=== GOAL OF THE EXERCISE ===
Copy each line of the data beneath in which the word "Physics" appears.

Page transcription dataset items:
· · · · ·
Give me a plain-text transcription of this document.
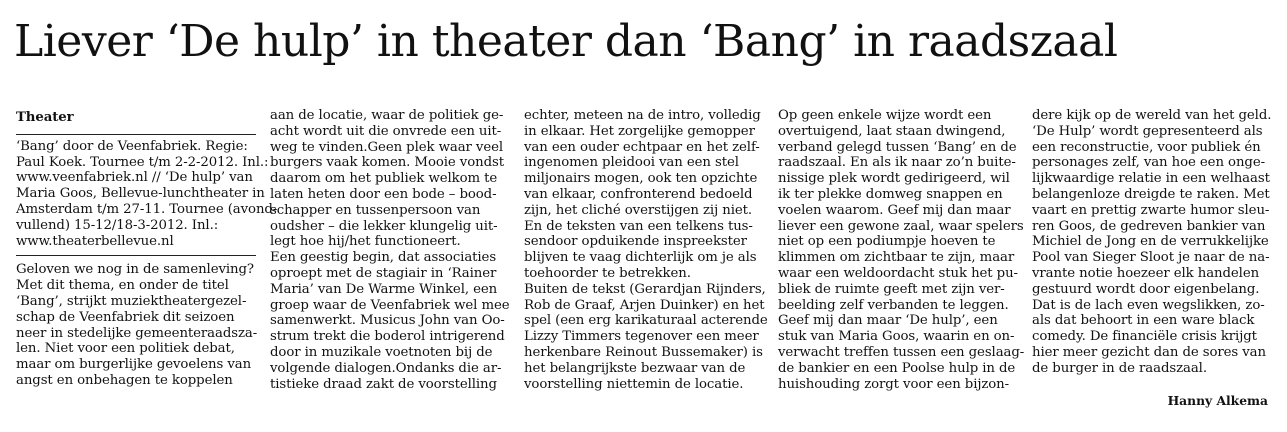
Liever ‘De hulp’ in theater dan ‘Bang’ in raadszaal
Theater
‘Bang’ door de Veenfabriek. Regie:
Paul Koek. Tournee t/m 2-2-2012. Inl.:
www.veenfabriek.nl // ‘De hulp’ van
Maria Goos, Bellevue-lunchtheater in
Amsterdam t/m 27-11. Tournee (avond-
vullend) 15-12/18-3-2012. Inl.:
www.theaterbellevue.nl
Geloven we nog in de samenleving?
Met dit thema, en onder de titel
‘Bang’, strijkt muziektheatergezel-
schap de Veenfabriek dit seizoen
neer in stedelijke gemeenteraadsza-
len. Niet voor een politiek debat,
maar om burgerlijke gevoelens van
angst en onbehagen te koppelen
aan de locatie, waar de politiek ge-
acht wordt uit die onvrede een uit-
weg te vinden.Geen plek waar veel
burgers vaak komen. Mooie vondst
daarom om het publiek welkom te
laten heten door een bode – bood-
schapper en tussenpersoon van
oudsher – die lekker klungelig uit-
legt hoe hij/het functioneert.
Een geestig begin, dat associaties
oproept met de stagiair in ‘Rainer
Maria’ van De Warme Winkel, een
groep waar de Veenfabriek wel mee
samenwerkt. Musicus John van Oo-
strum trekt die boderol intrigerend
door in muzikale voetnoten bij de
volgende dialogen.Ondanks die ar-
tistieke draad zakt de voorstelling
echter, meteen na de intro, volledig
in elkaar. Het zorgelijke gemopper
van een ouder echtpaar en het zelf-
ingenomen pleidooi van een stel
miljonairs mogen, ook ten opzichte
van elkaar, confronterend bedoeld
zijn, het cliché overstijgen zij niet.
En de teksten van een telkens tus-
sendoor opduikende inspreekster
blijven te vaag dichterlijk om je als
toehoorder te betrekken.
Buiten de tekst (Gerardjan Rijnders,
Rob de Graaf, Arjen Duinker) en het
spel (een erg karikaturaal acterende
Lizzy Timmers tegenover een meer
herkenbare Reinout Bussemaker) is
het belangrijkste bezwaar van de
voorstelling niettemin de locatie.
Op geen enkele wijze wordt een
overtuigend, laat staan dwingend,
verband gelegd tussen ‘Bang’ en de
raadszaal. En als ik naar zo’n buite-
nissige plek wordt gedirigeerd, wil
ik ter plekke domweg snappen en
voelen waarom. Geef mij dan maar
liever een gewone zaal, waar spelers
niet op een podiumpje hoeven te
klimmen om zichtbaar te zijn, maar
waar een weldoordacht stuk het pu-
bliek de ruimte geeft met zijn ver-
beelding zelf verbanden te leggen.
Geef mij dan maar ‘De hulp’, een
stuk van Maria Goos, waarin en on-
verwacht treffen tussen een geslaag-
de bankier en een Poolse hulp in de
huishouding zorgt voor een bijzon-
dere kijk op de wereld van het geld.
‘De Hulp’ wordt gepresenteerd als
een reconstructie, voor publiek én
personages zelf, van hoe een onge-
lijkwaardige relatie in een welhaast
belangenloze dreigde te raken. Met
vaart en prettig zwarte humor sleu-
ren Goos, de gedreven bankier van
Michiel de Jong en de verrukkelijke
Pool van Sieger Sloot je naar de na-
vrante notie hoezeer elk handelen
gestuurd wordt door eigenbelang.
Dat is de lach even wegslikken, zo-
als dat behoort in een ware black
comedy. De financiële crisis krijgt
hier meer gezicht dan de sores van
de burger in de raadszaal.
Hanny Alkema
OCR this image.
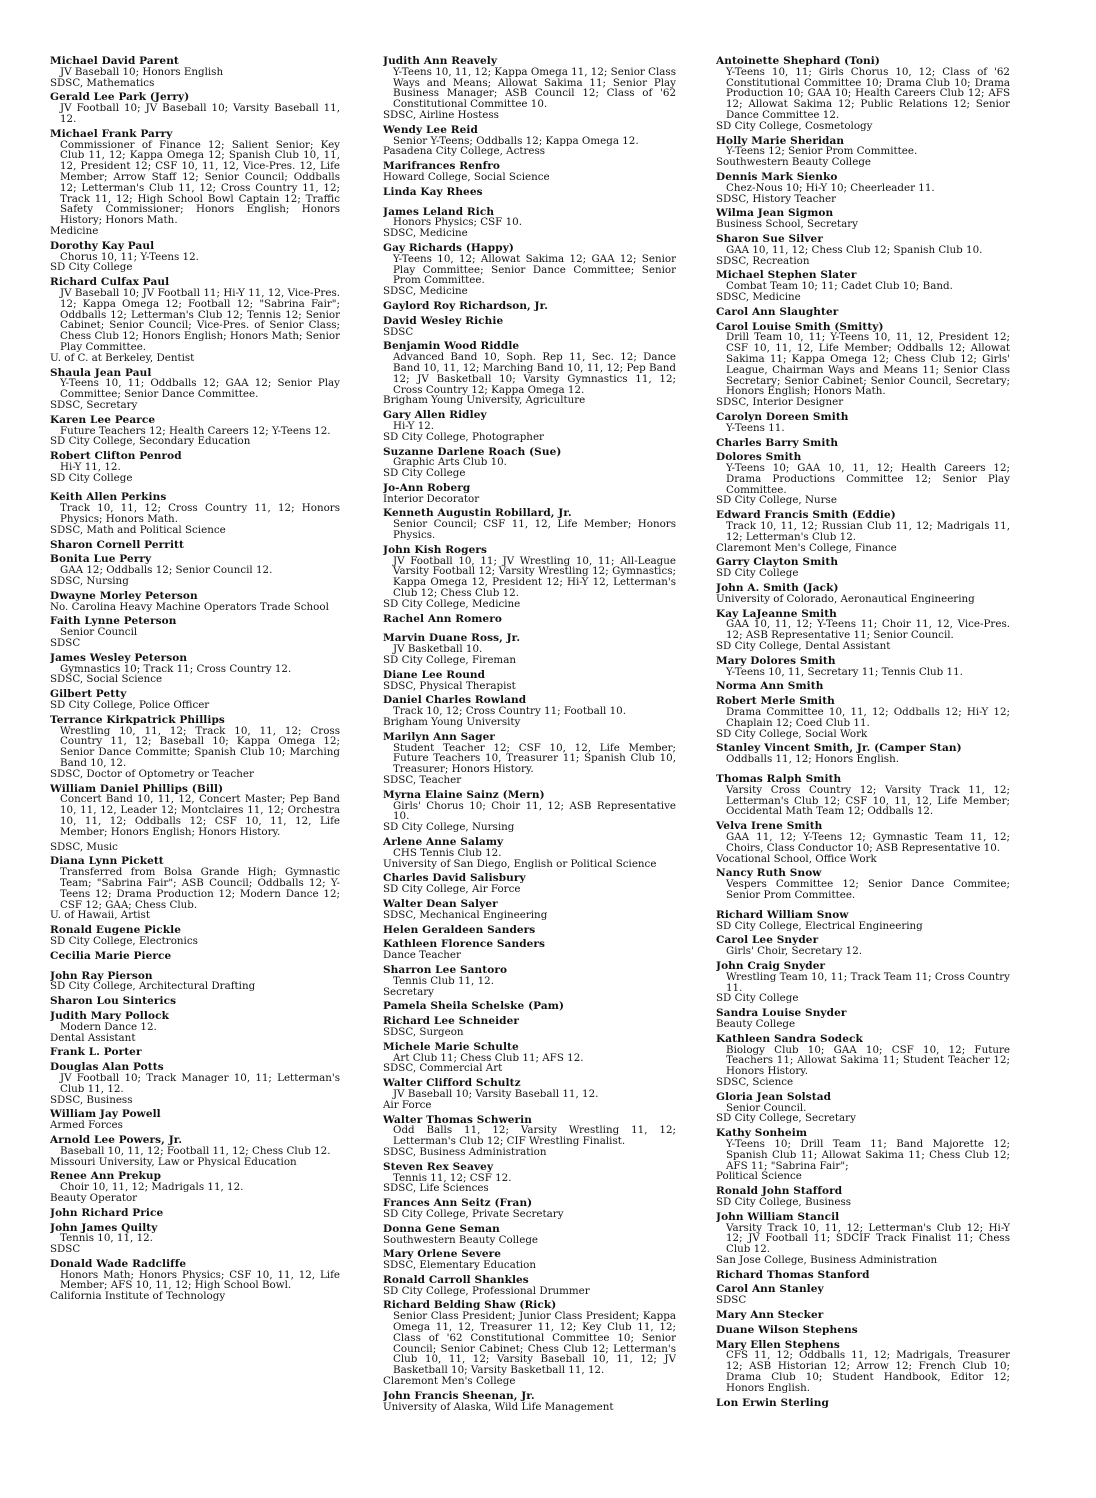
Michael David Parent
JV Baseball 10; Honors English
SDSC, Mathematics
Gerald Lee Park (Jerry)
JV Football 10; JV Baseball 10; Varsity Baseball 11, 12.
Michael Frank Parry
Commissioner of Finance 12; Salient Senior; Key Club 11, 12; Kappa Omega 12; Spanish Club 10, 11, 12, President 12; CSF 10, 11, 12, Vice-Pres. 12, Life Member; Arrow Staff 12; Senior Council; Oddballs 12; Letterman's Club 11, 12; Cross Country 11, 12; Track 11, 12; High School Bowl Captain 12; Traffic Safety Commissioner; Honors English; Honors History; Honors Math.
Medicine
Dorothy Kay Paul
Chorus 10, 11; Y-Teens 12.
SD City College
Richard Culfax Paul
JV Baseball 10; JV Football 11; Hi-Y 11, 12, Vice-Pres. 12; Kappa Omega 12; Football 12; "Sabrina Fair"; Oddballs 12; Letterman's Club 12; Tennis 12; Senior Cabinet; Senior Council; Vice-Pres. of Senior Class; Chess Club 12; Honors English; Honors Math; Senior Play Committee.
U. of C. at Berkeley, Dentist
Shaula Jean Paul
Y-Teens 10, 11; Oddballs 12; GAA 12; Senior Play Committee; Senior Dance Committee.
SDSC, Secretary
Karen Lee Pearce
Future Teachers 12; Health Careers 12; Y-Teens 12.
SD City College, Secondary Education
Robert Clifton Penrod
Hi-Y 11, 12.
SD City College
Keith Allen Perkins
Track 10, 11, 12; Cross Country 11, 12; Honors Physics; Honors Math.
SDSC, Math and Political Science
Sharon Cornell Perritt
Bonita Lue Perry
GAA 12; Oddballs 12; Senior Council 12.
SDSC, Nursing
Dwayne Morley Peterson
No. Carolina Heavy Machine Operators Trade School
Faith Lynne Peterson
Senior Council
SDSC
James Wesley Peterson
Gymnastics 10; Track 11; Cross Country 12.
SDSC, Social Science
Gilbert Petty
SD City College, Police Officer
Terrance Kirkpatrick Phillips
Wrestling 10, 11, 12; Track 10, 11, 12; Cross Country 11, 12; Baseball 10; Kappa Omega 12; Senior Dance Committe; Spanish Club 10; Marching Band 10, 12.
SDSC, Doctor of Optometry or Teacher
William Daniel Phillips (Bill)
Concert Band 10, 11, 12, Concert Master; Pep Band 10, 11, 12, Leader 12; Montclaires 11, 12; Orchestra 10, 11, 12; Oddballs 12; CSF 10, 11, 12, Life Member; Honors English; Honors History.
SDSC, Music
Diana Lynn Pickett
Transferred from Bolsa Grande High; Gymnastic Team; "Sabrina Fair"; ASB Council; Oddballs 12; Y-Teens 12; Drama Production 12; Modern Dance 12; CSF 12; GAA; Chess Club.
U. of Hawaii, Artist
Ronald Eugene Pickle
SD City College, Electronics
Cecilia Marie Pierce
John Ray Pierson
SD City College, Architectural Drafting
Sharon Lou Sinterics
Judith Mary Pollock
Modern Dance 12.
Dental Assistant
Frank L. Porter
Douglas Alan Potts
JV Football 10; Track Manager 10, 11; Letterman's Club 11, 12.
SDSC, Business
William Jay Powell
Armed Forces
Arnold Lee Powers, Jr.
Baseball 10, 11, 12; Football 11, 12; Chess Club 12.
Missouri University, Law or Physical Education
Renee Ann Prekup
Choir 10, 11, 12; Madrigals 11, 12.
Beauty Operator
John Richard Price
John James Quilty
Tennis 10, 11, 12.
SDSC
Donald Wade Radcliffe
Honors Math; Honors Physics; CSF 10, 11, 12, Life Member; AFS 10, 11, 12; High School Bowl.
California Institute of Technology
Judith Ann Reavely
Y-Teens 10, 11, 12; Kappa Omega 11, 12; Senior Class Ways and Means; Allowat Sakima 11; Senior Play Business Manager; ASB Council 12; Class of '62 Constitutional Committee 10.
SDSC, Airline Hostess
Wendy Lee Reid
Senior Y-Teens; Oddballs 12; Kappa Omega 12.
Pasadena City College, Actress
Marifrances Renfro
Howard College, Social Science
Linda Kay Rhees
James Leland Rich
Honors Physics; CSF 10.
SDSC, Medicine
Gay Richards (Happy)
Y-Teens 10, 12; Allowat Sakima 12; GAA 12; Senior Play Committee; Senior Dance Committee; Senior Prom Committee.
SDSC, Medicine
Gaylord Roy Richardson, Jr.
David Wesley Richie
SDSC
Benjamin Wood Riddle
Advanced Band 10, Soph. Rep 11, Sec. 12; Dance Band 10, 11, 12; Marching Band 10, 11, 12; Pep Band 12; JV Basketball 10; Varsity Gymnastics 11, 12; Cross Country 12; Kappa Omega 12.
Brigham Young University, Agriculture
Gary Allen Ridley
Hi-Y 12.
SD City College, Photographer
Suzanne Darlene Roach (Sue)
Graphic Arts Club 10.
SD City College
Jo-Ann Roberg
Interior Decorator
Kenneth Augustin Robillard, Jr.
Senior Council; CSF 11, 12, Life Member; Honors Physics.
John Kish Rogers
JV Football 10, 11; JV Wrestling 10, 11; All-League Varsity Football 12; Varsity Wrestling 12; Gymnastics; Kappa Omega 12, President 12; Hi-Y 12, Letterman's Club 12; Chess Club 12.
SD City College, Medicine
Rachel Ann Romero
Marvin Duane Ross, Jr.
JV Basketball 10.
SD City College, Fireman
Diane Lee Round
SDSC, Physical Therapist
Daniel Charles Rowland
Track 10, 12; Cross Country 11; Football 10.
Brigham Young University
Marilyn Ann Sager
Student Teacher 12; CSF 10, 12, Life Member; Future Teachers 10, Treasurer 11; Spanish Club 10, Treasurer; Honors History.
SDSC, Teacher
Myrna Elaine Sainz (Mern)
Girls' Chorus 10; Choir 11, 12; ASB Representative 10.
SD City College, Nursing
Arlene Anne Salamy
CHS Tennis Club 12.
University of San Diego, English or Political Science
Charles David Salisbury
SD City College, Air Force
Walter Dean Salyer
SDSC, Mechanical Engineering
Helen Geraldeen Sanders
Kathleen Florence Sanders
Dance Teacher
Sharron Lee Santoro
Tennis Club 11, 12.
Secretary
Pamela Sheila Schelske (Pam)
Richard Lee Schneider
SDSC, Surgeon
Michele Marie Schulte
Art Club 11; Chess Club 11; AFS 12.
SDSC, Commercial Art
Walter Clifford Schultz
JV Baseball 10; Varsity Baseball 11, 12.
Air Force
Walter Thomas Schwerin
Odd Balls 11, 12; Varsity Wrestling 11, 12; Letterman's Club 12; CIF Wrestling Finalist.
SDSC, Business Administration
Steven Rex Seavey
Tennis 11, 12; CSF 12.
SDSC, Life Sciences
Frances Ann Seitz (Fran)
SD City College, Private Secretary
Donna Gene Seman
Southwestern Beauty College
Mary Orlene Severe
SDSC, Elementary Education
Ronald Carroll Shankles
SD City College, Professional Drummer
Richard Belding Shaw (Rick)
Senior Class President; Junior Class President; Kappa Omega 11, 12, Treasurer 11, 12; Key Club 11, 12; Class of '62 Constitutional Committee 10; Senior Council; Senior Cabinet; Chess Club 12; Letterman's Club 10, 11, 12; Varsity Baseball 10, 11, 12; JV Basketball 10; Varsity Basketball 11, 12.
Claremont Men's College
John Francis Sheenan, Jr.
University of Alaska, Wild Life Management
Antoinette Shephard (Toni)
Y-Teens 10, 11; Girls Chorus 10, 12; Class of '62 Constitutional Committee 10; Drama Club 10; Drama Production 10; GAA 10; Health Careers Club 12; AFS 12; Allowat Sakima 12; Public Relations 12; Senior Dance Committee 12.
SD City College, Cosmetology
Holly Marie Sheridan
Y-Teens 12; Senior Prom Committee.
Southwestern Beauty College
Dennis Mark Sienko
Chez-Nous 10; Hi-Y 10; Cheerleader 11.
SDSC, History Teacher
Wilma Jean Sigmon
Business School, Secretary
Sharon Sue Silver
GAA 10, 11, 12; Chess Club 12; Spanish Club 10.
SDSC, Recreation
Michael Stephen Slater
Combat Team 10; 11; Cadet Club 10; Band.
SDSC, Medicine
Carol Ann Slaughter
Carol Louise Smith (Smitty)
Drill Team 10, 11; Y-Teens 10, 11, 12, President 12; CSF 10, 11, 12, Life Member; Oddballs 12; Allowat Sakima 11; Kappa Omega 12; Chess Club 12; Girls' League, Chairman Ways and Means 11; Senior Class Secretary; Senior Cabinet; Senior Council, Secretary; Honors English; Honors Math.
SDSC, Interior Designer
Carolyn Doreen Smith
Y-Teens 11.
Charles Barry Smith
Dolores Smith
Y-Teens 10; GAA 10, 11, 12; Health Careers 12; Drama Productions Committee 12; Senior Play Committee.
SD City College, Nurse
Edward Francis Smith (Eddie)
Track 10, 11, 12; Russian Club 11, 12; Madrigals 11, 12; Letterman's Club 12.
Claremont Men's College, Finance
Garry Clayton Smith
SD City College
John A. Smith (Jack)
University of Colorado, Aeronautical Engineering
Kay LaJeanne Smith
GAA 10, 11, 12; Y-Teens 11; Choir 11, 12, Vice-Pres. 12; ASB Representative 11; Senior Council.
SD City College, Dental Assistant
Mary Dolores Smith
Y-Teens 10, 11, Secretary 11; Tennis Club 11.
Norma Ann Smith
Robert Merle Smith
Drama Committee 10, 11, 12; Oddballs 12; Hi-Y 12; Chaplain 12; Coed Club 11.
SD City College, Social Work
Stanley Vincent Smith, Jr. (Camper Stan)
Oddballs 11, 12; Honors English.
Thomas Ralph Smith
Varsity Cross Country 12; Varsity Track 11, 12; Letterman's Club 12; CSF 10, 11, 12, Life Member; Occidental Math Team 12; Oddballs 12.
Velva Irene Smith
GAA 11, 12; Y-Teens 12; Gymnastic Team 11, 12; Choirs, Class Conductor 10; ASB Representative 10.
Vocational School, Office Work
Nancy Ruth Snow
Vespers Committee 12; Senior Dance Commitee; Senior Prom Committee.
Richard William Snow
SD City College, Electrical Engineering
Carol Lee Snyder
Girls' Choir, Secretary 12.
John Craig Snyder
Wrestling Team 10, 11; Track Team 11; Cross Country 11.
SD City College
Sandra Louise Snyder
Beauty College
Kathleen Sandra Sodeck
Biology Club 10; GAA 10; CSF 10, 12; Future Teachers 11; Allowat Sakima 11; Student Teacher 12; Honors History.
SDSC, Science
Gloria Jean Solstad
Senior Council.
SD City College, Secretary
Kathy Sonheim
Y-Teens 10; Drill Team 11; Band Majorette 12; Spanish Club 11; Allowat Sakima 11; Chess Club 12; AFS 11; "Sabrina Fair";
Political Science
Ronald John Stafford
SD City College, Business
John William Stancil
Varsity Track 10, 11, 12; Letterman's Club 12; Hi-Y 12; JV Football 11; SDCIF Track Finalist 11; Chess Club 12.
San Jose College, Business Administration
Richard Thomas Stanford
Carol Ann Stanley
SDSC
Mary Ann Stecker
Duane Wilson Stephens
Mary Ellen Stephens
CFS 11, 12; Oddballs 11, 12; Madrigals, Treasurer 12; ASB Historian 12; Arrow 12; French Club 10; Drama Club 10; Student Handbook, Editor 12; Honors English.
Lon Erwin Sterling
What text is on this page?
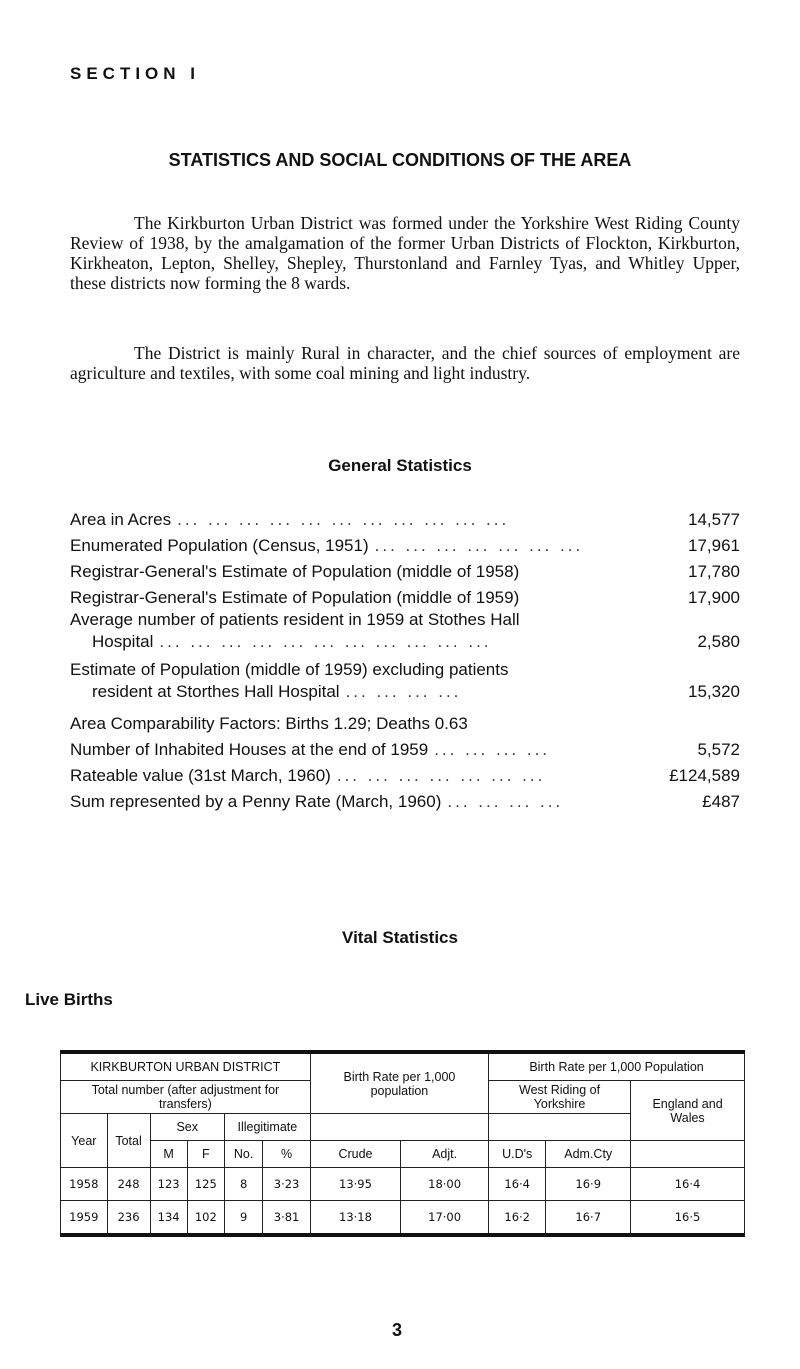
SECTION I
STATISTICS AND SOCIAL CONDITIONS OF THE AREA

The Kirkburton Urban District was formed under the Yorkshire West Riding County Review of 1938, by the amalgamation of the former Urban Districts of Flockton, Kirkburton, Kirkheaton, Lepton, Shelley, Shepley, Thurstonland and Farnley Tyas, and Whitley Upper, these districts now forming the 8 wards.

The District is mainly Rural in character, and the chief sources of employment are agriculture and textiles, with some coal mining and light industry.

General Statistics
Area in Acres ... ... ... ... ... ... ... ... ... ... ...	14,577
Enumerated Population (Census, 1951) ... ... ... ... ... ... ...	17,961
Registrar-General's Estimate of Population (middle of 1958)	17,780
Registrar-General's Estimate of Population (middle of 1959)	17,900
Average number of patients resident in 1959 at Stothes Hall
Hospital ... ... ... ... ... ... ... ... ... ... ...	2,580
Estimate of Population (middle of 1959) excluding patients
resident at Storthes Hall Hospital ... ... ... ...	15,320
Area Comparability Factors: Births 1.29; Deaths 0.63
Number of Inhabited Houses at the end of 1959 ... ... ... ...	5,572
Rateable value (31st March, 1960) ... ... ... ... ... ... ...	£124,589
Sum represented by a Penny Rate (March, 1960) ... ... ... ...	£487
Vital Statistics
Live Births
KIRKBURTON URBAN DISTRICT						Birth Rate per 1,000 population		Birth Rate per 1,000 Population		
Total number (after adjustment for transfers)								West Riding of Yorkshire		England and Wales

Year	Total	Sex		Illegitimate						
		M	F	No.	%	Crude	Adjt.	U.D's	Adm.Cty	
1958	248	123	125	8	3·23	13·95	18·00	16·4	16·9	16·4
1959	236	134	102	9	3·81	13·18	17·00	16·2	16·7	16·5
3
· · · · ·
=== ANSWER SECTION ===
Track 10, 11, 12; Cross Country 11, 12; Honors Physics; Honors Math.
Honors Math; Honors Physics; CSF 10, 11, 12, Life Member; AFS 10, 11, 12; High School Bowl.
Honors Physics; CSF 10.
Senior Council; CSF 11, 12, Life Member; Honors Physics.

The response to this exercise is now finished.